** Records for this exercise **
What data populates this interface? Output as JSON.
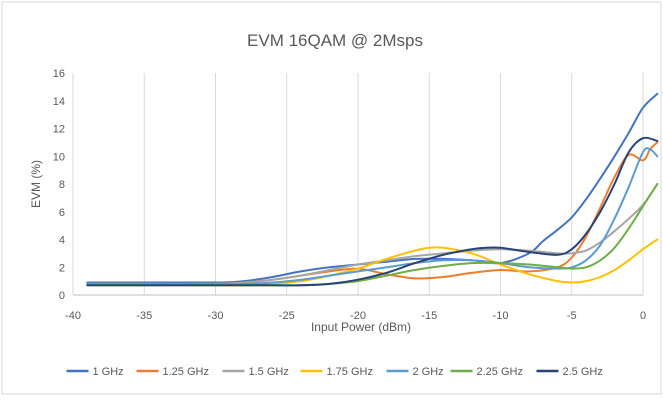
{
  "chart_data": {
    "type": "line",
    "title": "EVM 16QAM @ 2Msps",
    "xlabel": "Input Power (dBm)",
    "ylabel": "EVM (%)",
    "xlim": [
      -40,
      0
    ],
    "ylim": [
      0,
      16
    ],
    "xticks": [
      -40,
      -35,
      -30,
      -25,
      -20,
      -15,
      -10,
      -5,
      0
    ],
    "yticks": [
      0,
      2,
      4,
      6,
      8,
      10,
      12,
      14,
      16
    ],
    "grid": "vertical",
    "legend_position": "bottom",
    "series": [
      {
        "name": "1 GHz",
        "color": "#4472C4",
        "x": [
          -39,
          -35,
          -30,
          -28,
          -26,
          -24,
          -22,
          -20,
          -18,
          -16,
          -14,
          -12,
          -10,
          -8,
          -7,
          -6,
          -5,
          -4,
          -3,
          -2,
          -1,
          0,
          1
        ],
        "y": [
          0.9,
          0.9,
          0.9,
          1.0,
          1.3,
          1.7,
          2.0,
          2.2,
          2.4,
          2.6,
          2.6,
          2.5,
          2.3,
          3.0,
          3.9,
          4.7,
          5.6,
          6.9,
          8.4,
          10.0,
          11.7,
          13.5,
          14.5
        ]
      },
      {
        "name": "1.25 GHz",
        "color": "#ED7D31",
        "x": [
          -39,
          -35,
          -30,
          -28,
          -26,
          -24,
          -22,
          -20,
          -18,
          -16,
          -14,
          -12,
          -10,
          -8,
          -6,
          -5,
          -4,
          -3,
          -2,
          -1,
          0,
          0.5,
          1
        ],
        "y": [
          0.8,
          0.8,
          0.8,
          0.9,
          1.1,
          1.4,
          1.7,
          1.9,
          1.5,
          1.2,
          1.3,
          1.6,
          1.8,
          1.7,
          2.0,
          2.7,
          4.2,
          6.3,
          8.5,
          10.1,
          9.7,
          10.5,
          11.0
        ]
      },
      {
        "name": "1.5 GHz",
        "color": "#A5A5A5",
        "x": [
          -39,
          -35,
          -30,
          -28,
          -26,
          -24,
          -22,
          -20,
          -18,
          -16,
          -14,
          -12,
          -10,
          -8,
          -6,
          -5,
          -4,
          -3,
          -2,
          -1,
          0,
          1
        ],
        "y": [
          0.8,
          0.8,
          0.8,
          0.9,
          1.1,
          1.4,
          1.8,
          2.2,
          2.5,
          2.8,
          3.0,
          3.2,
          3.3,
          3.2,
          3.0,
          3.0,
          3.2,
          3.8,
          4.6,
          5.5,
          6.5,
          8.0
        ]
      },
      {
        "name": "1.75 GHz",
        "color": "#FFC000",
        "x": [
          -39,
          -35,
          -30,
          -28,
          -26,
          -24,
          -22,
          -20,
          -18,
          -16,
          -15,
          -14,
          -12,
          -10,
          -8,
          -6,
          -5,
          -4,
          -3,
          -2,
          -1,
          0,
          1
        ],
        "y": [
          0.7,
          0.7,
          0.7,
          0.7,
          0.8,
          1.0,
          1.4,
          1.9,
          2.6,
          3.2,
          3.4,
          3.4,
          3.0,
          2.2,
          1.5,
          1.0,
          0.9,
          1.0,
          1.3,
          1.8,
          2.5,
          3.3,
          4.0
        ]
      },
      {
        "name": "2 GHz",
        "color": "#5B9BD5",
        "x": [
          -39,
          -35,
          -30,
          -28,
          -26,
          -24,
          -22,
          -20,
          -18,
          -16,
          -14,
          -12,
          -10,
          -8,
          -6,
          -5,
          -4,
          -3,
          -2,
          -1,
          0,
          0.5,
          1
        ],
        "y": [
          0.8,
          0.8,
          0.8,
          0.8,
          0.9,
          1.1,
          1.4,
          1.7,
          2.0,
          2.3,
          2.5,
          2.5,
          2.3,
          2.0,
          1.9,
          2.0,
          2.5,
          3.6,
          5.5,
          7.8,
          10.3,
          10.5,
          10.0
        ]
      },
      {
        "name": "2.25 GHz",
        "color": "#70AD47",
        "x": [
          -39,
          -35,
          -30,
          -28,
          -26,
          -24,
          -22,
          -20,
          -18,
          -16,
          -14,
          -12,
          -10,
          -8,
          -6,
          -5,
          -4,
          -3,
          -2,
          -1,
          0,
          1
        ],
        "y": [
          0.7,
          0.7,
          0.7,
          0.7,
          0.7,
          0.7,
          0.8,
          1.0,
          1.4,
          1.8,
          2.1,
          2.3,
          2.3,
          2.2,
          2.0,
          1.9,
          2.0,
          2.5,
          3.4,
          4.8,
          6.4,
          8.0
        ]
      },
      {
        "name": "2.5 GHz",
        "color": "#264478",
        "x": [
          -39,
          -35,
          -30,
          -28,
          -26,
          -24,
          -22,
          -20,
          -18,
          -16,
          -14,
          -12,
          -11,
          -10,
          -8,
          -6,
          -5,
          -4,
          -3,
          -2,
          -1,
          0,
          1
        ],
        "y": [
          0.7,
          0.7,
          0.7,
          0.7,
          0.7,
          0.7,
          0.8,
          1.1,
          1.6,
          2.3,
          2.9,
          3.3,
          3.4,
          3.4,
          3.1,
          2.9,
          3.3,
          4.4,
          6.0,
          8.0,
          10.3,
          11.3,
          11.1
        ]
      }
    ]
  }
}
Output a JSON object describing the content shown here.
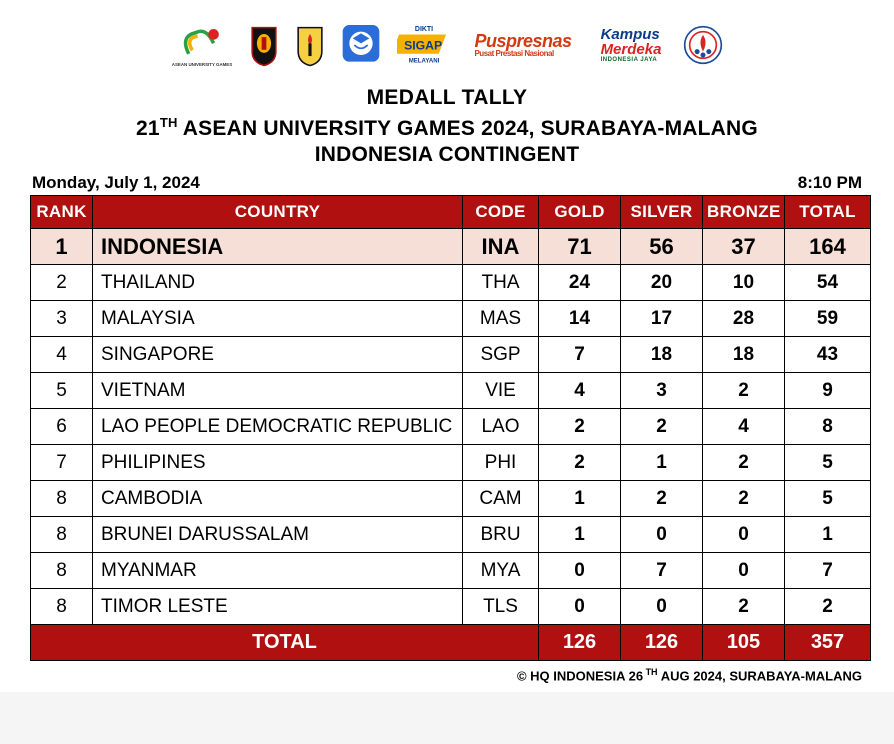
{
  "header": {
    "tally_title": "MEDALL TALLY",
    "event_prefix": "21",
    "event_ordinal": "TH",
    "event_main": " ASEAN UNIVERSITY GAMES 2024, SURABAYA-MALANG",
    "contingent": "INDONESIA CONTINGENT"
  },
  "meta": {
    "date": "Monday, July 1, 2024",
    "time": "8:10 PM"
  },
  "columns": {
    "rank": "RANK",
    "country": "COUNTRY",
    "code": "CODE",
    "gold": "GOLD",
    "silver": "SILVER",
    "bronze": "BRONZE",
    "total": "TOTAL"
  },
  "rows": [
    {
      "rank": "1",
      "country": "INDONESIA",
      "code": "INA",
      "gold": "71",
      "silver": "56",
      "bronze": "37",
      "total": "164",
      "highlight": true
    },
    {
      "rank": "2",
      "country": "THAILAND",
      "code": "THA",
      "gold": "24",
      "silver": "20",
      "bronze": "10",
      "total": "54"
    },
    {
      "rank": "3",
      "country": "MALAYSIA",
      "code": "MAS",
      "gold": "14",
      "silver": "17",
      "bronze": "28",
      "total": "59"
    },
    {
      "rank": "4",
      "country": "SINGAPORE",
      "code": "SGP",
      "gold": "7",
      "silver": "18",
      "bronze": "18",
      "total": "43"
    },
    {
      "rank": "5",
      "country": "VIETNAM",
      "code": "VIE",
      "gold": "4",
      "silver": "3",
      "bronze": "2",
      "total": "9"
    },
    {
      "rank": "6",
      "country": "LAO PEOPLE DEMOCRATIC REPUBLIC",
      "code": "LAO",
      "gold": "2",
      "silver": "2",
      "bronze": "4",
      "total": "8"
    },
    {
      "rank": "7",
      "country": "PHILIPINES",
      "code": "PHI",
      "gold": "2",
      "silver": "1",
      "bronze": "2",
      "total": "5"
    },
    {
      "rank": "8",
      "country": "CAMBODIA",
      "code": "CAM",
      "gold": "1",
      "silver": "2",
      "bronze": "2",
      "total": "5"
    },
    {
      "rank": "8",
      "country": "BRUNEI DARUSSALAM",
      "code": "BRU",
      "gold": "1",
      "silver": "0",
      "bronze": "0",
      "total": "1"
    },
    {
      "rank": "8",
      "country": "MYANMAR",
      "code": "MYA",
      "gold": "0",
      "silver": "7",
      "bronze": "0",
      "total": "7"
    },
    {
      "rank": "8",
      "country": "TIMOR LESTE",
      "code": "TLS",
      "gold": "0",
      "silver": "0",
      "bronze": "2",
      "total": "2"
    }
  ],
  "totals": {
    "label": "TOTAL",
    "gold": "126",
    "silver": "126",
    "bronze": "105",
    "total": "357"
  },
  "footer": {
    "prefix": "©  HQ INDONESIA 26",
    "ordinal": " TH",
    "suffix": " AUG 2024, SURABAYA-MALANG"
  },
  "colors": {
    "header_bg": "#b01010",
    "header_fg": "#ffffff",
    "highlight_bg": "#f6dfd7",
    "border": "#000000"
  },
  "logos": {
    "aug": "asean-university-games-logo",
    "shield1": "university-shield-logo",
    "shield2": "university-torch-logo",
    "dikti": "dikti-logo",
    "sigap_top": "DIKTI",
    "sigap_main": "SIGAP",
    "sigap_sub": "MELAYANI",
    "puspresnas_main": "Puspresnas",
    "puspresnas_sub": "Pusat Prestasi Nasional",
    "kampus_top": "Kampus",
    "kampus_mid": "Merdeka",
    "kampus_sub": "INDONESIA JAYA",
    "koni": "koni-logo"
  }
}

** What this task involves **
Identify the lines in the entries above that contain "JSON", then copy them out.

** The result **
What data populates this interface? Output as JSON.
Output a JSON object describing the content shown here.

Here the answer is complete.